## Data
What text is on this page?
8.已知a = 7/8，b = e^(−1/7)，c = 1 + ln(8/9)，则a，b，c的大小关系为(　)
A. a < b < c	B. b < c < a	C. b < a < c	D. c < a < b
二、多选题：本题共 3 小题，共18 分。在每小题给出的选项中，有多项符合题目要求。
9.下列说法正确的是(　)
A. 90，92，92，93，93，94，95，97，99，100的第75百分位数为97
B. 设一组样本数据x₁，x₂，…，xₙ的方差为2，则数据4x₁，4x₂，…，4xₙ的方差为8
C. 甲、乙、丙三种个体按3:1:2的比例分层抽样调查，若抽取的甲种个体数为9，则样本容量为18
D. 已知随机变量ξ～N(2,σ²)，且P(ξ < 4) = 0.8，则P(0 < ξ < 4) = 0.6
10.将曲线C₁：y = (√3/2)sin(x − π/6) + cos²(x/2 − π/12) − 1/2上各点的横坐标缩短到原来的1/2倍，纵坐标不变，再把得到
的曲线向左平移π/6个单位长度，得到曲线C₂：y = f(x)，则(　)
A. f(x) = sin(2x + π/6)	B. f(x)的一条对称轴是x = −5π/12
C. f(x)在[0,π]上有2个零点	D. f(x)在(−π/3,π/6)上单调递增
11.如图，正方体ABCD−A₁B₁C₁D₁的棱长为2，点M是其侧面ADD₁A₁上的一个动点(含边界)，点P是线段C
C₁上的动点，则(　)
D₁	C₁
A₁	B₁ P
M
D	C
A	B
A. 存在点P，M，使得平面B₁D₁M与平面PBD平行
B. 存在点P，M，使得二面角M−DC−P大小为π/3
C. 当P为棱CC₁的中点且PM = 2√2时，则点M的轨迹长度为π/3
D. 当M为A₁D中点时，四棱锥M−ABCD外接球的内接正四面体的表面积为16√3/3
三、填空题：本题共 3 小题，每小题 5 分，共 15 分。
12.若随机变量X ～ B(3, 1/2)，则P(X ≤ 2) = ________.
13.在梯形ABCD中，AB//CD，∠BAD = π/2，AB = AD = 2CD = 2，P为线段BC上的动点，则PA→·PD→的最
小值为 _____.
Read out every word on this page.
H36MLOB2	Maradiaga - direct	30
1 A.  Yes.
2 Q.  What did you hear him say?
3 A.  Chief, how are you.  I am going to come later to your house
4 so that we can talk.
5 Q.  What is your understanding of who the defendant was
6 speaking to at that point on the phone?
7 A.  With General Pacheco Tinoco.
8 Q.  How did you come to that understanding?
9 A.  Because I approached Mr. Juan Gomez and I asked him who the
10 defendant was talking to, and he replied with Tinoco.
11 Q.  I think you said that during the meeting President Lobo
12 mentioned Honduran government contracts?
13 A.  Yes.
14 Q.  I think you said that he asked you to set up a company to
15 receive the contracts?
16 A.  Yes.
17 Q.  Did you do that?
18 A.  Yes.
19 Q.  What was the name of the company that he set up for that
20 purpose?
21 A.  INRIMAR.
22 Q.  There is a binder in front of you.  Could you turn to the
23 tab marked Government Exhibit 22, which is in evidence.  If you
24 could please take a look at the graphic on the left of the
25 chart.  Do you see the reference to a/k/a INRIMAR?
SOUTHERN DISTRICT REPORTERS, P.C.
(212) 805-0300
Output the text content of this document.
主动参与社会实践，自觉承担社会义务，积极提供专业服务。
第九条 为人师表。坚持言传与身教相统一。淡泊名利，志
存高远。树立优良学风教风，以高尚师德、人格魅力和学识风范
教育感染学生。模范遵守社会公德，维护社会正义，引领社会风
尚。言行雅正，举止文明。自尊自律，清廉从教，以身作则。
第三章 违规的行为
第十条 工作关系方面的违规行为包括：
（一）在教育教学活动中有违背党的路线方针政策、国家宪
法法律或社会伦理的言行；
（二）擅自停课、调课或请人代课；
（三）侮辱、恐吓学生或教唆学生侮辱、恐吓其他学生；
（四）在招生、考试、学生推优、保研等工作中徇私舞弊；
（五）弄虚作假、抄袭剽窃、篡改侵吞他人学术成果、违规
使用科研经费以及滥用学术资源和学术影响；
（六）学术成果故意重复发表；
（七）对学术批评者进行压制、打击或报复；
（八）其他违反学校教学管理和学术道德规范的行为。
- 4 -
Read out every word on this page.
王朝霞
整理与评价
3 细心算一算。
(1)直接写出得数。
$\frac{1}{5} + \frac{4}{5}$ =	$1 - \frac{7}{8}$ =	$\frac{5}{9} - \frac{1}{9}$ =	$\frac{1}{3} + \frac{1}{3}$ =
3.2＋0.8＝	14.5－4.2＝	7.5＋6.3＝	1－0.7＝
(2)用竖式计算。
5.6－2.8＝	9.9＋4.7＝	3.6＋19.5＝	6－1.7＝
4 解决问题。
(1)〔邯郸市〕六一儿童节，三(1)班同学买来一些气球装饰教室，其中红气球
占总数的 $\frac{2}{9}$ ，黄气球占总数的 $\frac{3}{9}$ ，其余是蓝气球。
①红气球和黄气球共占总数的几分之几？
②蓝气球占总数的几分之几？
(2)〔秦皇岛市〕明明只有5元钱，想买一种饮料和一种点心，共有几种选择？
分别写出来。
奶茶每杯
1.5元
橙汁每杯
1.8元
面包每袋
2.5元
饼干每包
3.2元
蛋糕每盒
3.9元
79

## Your task
Quote all the records exactly, please, leaving none out.

## Solution to this problem
What text is on this page?
8.已知a = 7/8，b = e^(−1/7)，c = 1 + ln(8/9)，则a，b，c的大小关系为(　)
A. a < b < c	B. b < c < a	C. b < a < c	D. c < a < b
二、多选题：本题共 3 小题，共18 分。在每小题给出的选项中，有多项符合题目要求。
9.下列说法正确的是(　)
A. 90，92，92，93，93，94，95，97，99，100的第75百分位数为97
B. 设一组样本数据x₁，x₂，…，xₙ的方差为2，则数据4x₁，4x₂，…，4xₙ的方差为8
C. 甲、乙、丙三种个体按3:1:2的比例分层抽样调查，若抽取的甲种个体数为9，则样本容量为18
D. 已知随机变量ξ～N(2,σ²)，且P(ξ < 4) = 0.8，则P(0 < ξ < 4) = 0.6
10.将曲线C₁：y = (√3/2)sin(x − π/6) + cos²(x/2 − π/12) − 1/2上各点的横坐标缩短到原来的1/2倍，纵坐标不变，再把得到
的曲线向左平移π/6个单位长度，得到曲线C₂：y = f(x)，则(　)
A. f(x) = sin(2x + π/6)	B. f(x)的一条对称轴是x = −5π/12
C. f(x)在[0,π]上有2个零点	D. f(x)在(−π/3,π/6)上单调递增
11.如图，正方体ABCD−A₁B₁C₁D₁的棱长为2，点M是其侧面ADD₁A₁上的一个动点(含边界)，点P是线段C
C₁上的动点，则(　)
D₁	C₁
A₁	B₁ P
M
D	C
A	B
A. 存在点P，M，使得平面B₁D₁M与平面PBD平行
B. 存在点P，M，使得二面角M−DC−P大小为π/3
C. 当P为棱CC₁的中点且PM = 2√2时，则点M的轨迹长度为π/3
D. 当M为A₁D中点时，四棱锥M−ABCD外接球的内接正四面体的表面积为16√3/3
三、填空题：本题共 3 小题，每小题 5 分，共 15 分。
12.若随机变量X ～ B(3, 1/2)，则P(X ≤ 2) = ________.
13.在梯形ABCD中，AB//CD，∠BAD = π/2，AB = AD = 2CD = 2，P为线段BC上的动点，则PA→·PD→的最
小值为 _____.
Read out every word on this page.
H36MLOB2	Maradiaga - direct	30
1 A.  Yes.
2 Q.  What did you hear him say?
3 A.  Chief, how are you.  I am going to come later to your house
4 so that we can talk.
5 Q.  What is your understanding of who the defendant was
6 speaking to at that point on the phone?
7 A.  With General Pacheco Tinoco.
8 Q.  How did you come to that understanding?
9 A.  Because I approached Mr. Juan Gomez and I asked him who the
10 defendant was talking to, and he replied with Tinoco.
11 Q.  I think you said that during the meeting President Lobo
12 mentioned Honduran government contracts?
13 A.  Yes.
14 Q.  I think you said that he asked you to set up a company to
15 receive the contracts?
16 A.  Yes.
17 Q.  Did you do that?
18 A.  Yes.
19 Q.  What was the name of the company that he set up for that
20 purpose?
21 A.  INRIMAR.
22 Q.  There is a binder in front of you.  Could you turn to the
23 tab marked Government Exhibit 22, which is in evidence.  If you
24 could please take a look at the graphic on the left of the
25 chart.  Do you see the reference to a/k/a INRIMAR?
SOUTHERN DISTRICT REPORTERS, P.C.
(212) 805-0300
Output the text content of this document.
主动参与社会实践，自觉承担社会义务，积极提供专业服务。
第九条 为人师表。坚持言传与身教相统一。淡泊名利，志
存高远。树立优良学风教风，以高尚师德、人格魅力和学识风范
教育感染学生。模范遵守社会公德，维护社会正义，引领社会风
尚。言行雅正，举止文明。自尊自律，清廉从教，以身作则。
第三章 违规的行为
第十条 工作关系方面的违规行为包括：
（一）在教育教学活动中有违背党的路线方针政策、国家宪
法法律或社会伦理的言行；
（二）擅自停课、调课或请人代课；
（三）侮辱、恐吓学生或教唆学生侮辱、恐吓其他学生；
（四）在招生、考试、学生推优、保研等工作中徇私舞弊；
（五）弄虚作假、抄袭剽窃、篡改侵吞他人学术成果、违规
使用科研经费以及滥用学术资源和学术影响；
（六）学术成果故意重复发表；
（七）对学术批评者进行压制、打击或报复；
（八）其他违反学校教学管理和学术道德规范的行为。
- 4 -
Read out every word on this page.
王朝霞
整理与评价
3 细心算一算。
(1)直接写出得数。
$\frac{1}{5} + \frac{4}{5}$ =	$1 - \frac{7}{8}$ =	$\frac{5}{9} - \frac{1}{9}$ =	$\frac{1}{3} + \frac{1}{3}$ =
3.2＋0.8＝	14.5－4.2＝	7.5＋6.3＝	1－0.7＝
(2)用竖式计算。
5.6－2.8＝	9.9＋4.7＝	3.6＋19.5＝	6－1.7＝
4 解决问题。
(1)〔邯郸市〕六一儿童节，三(1)班同学买来一些气球装饰教室，其中红气球
占总数的 $\frac{2}{9}$ ，黄气球占总数的 $\frac{3}{9}$ ，其余是蓝气球。
①红气球和黄气球共占总数的几分之几？
②蓝气球占总数的几分之几？
(2)〔秦皇岛市〕明明只有5元钱，想买一种饮料和一种点心，共有几种选择？
分别写出来。
奶茶每杯
1.5元
橙汁每杯
1.8元
面包每袋
2.5元
饼干每包
3.2元
蛋糕每盒
3.9元
79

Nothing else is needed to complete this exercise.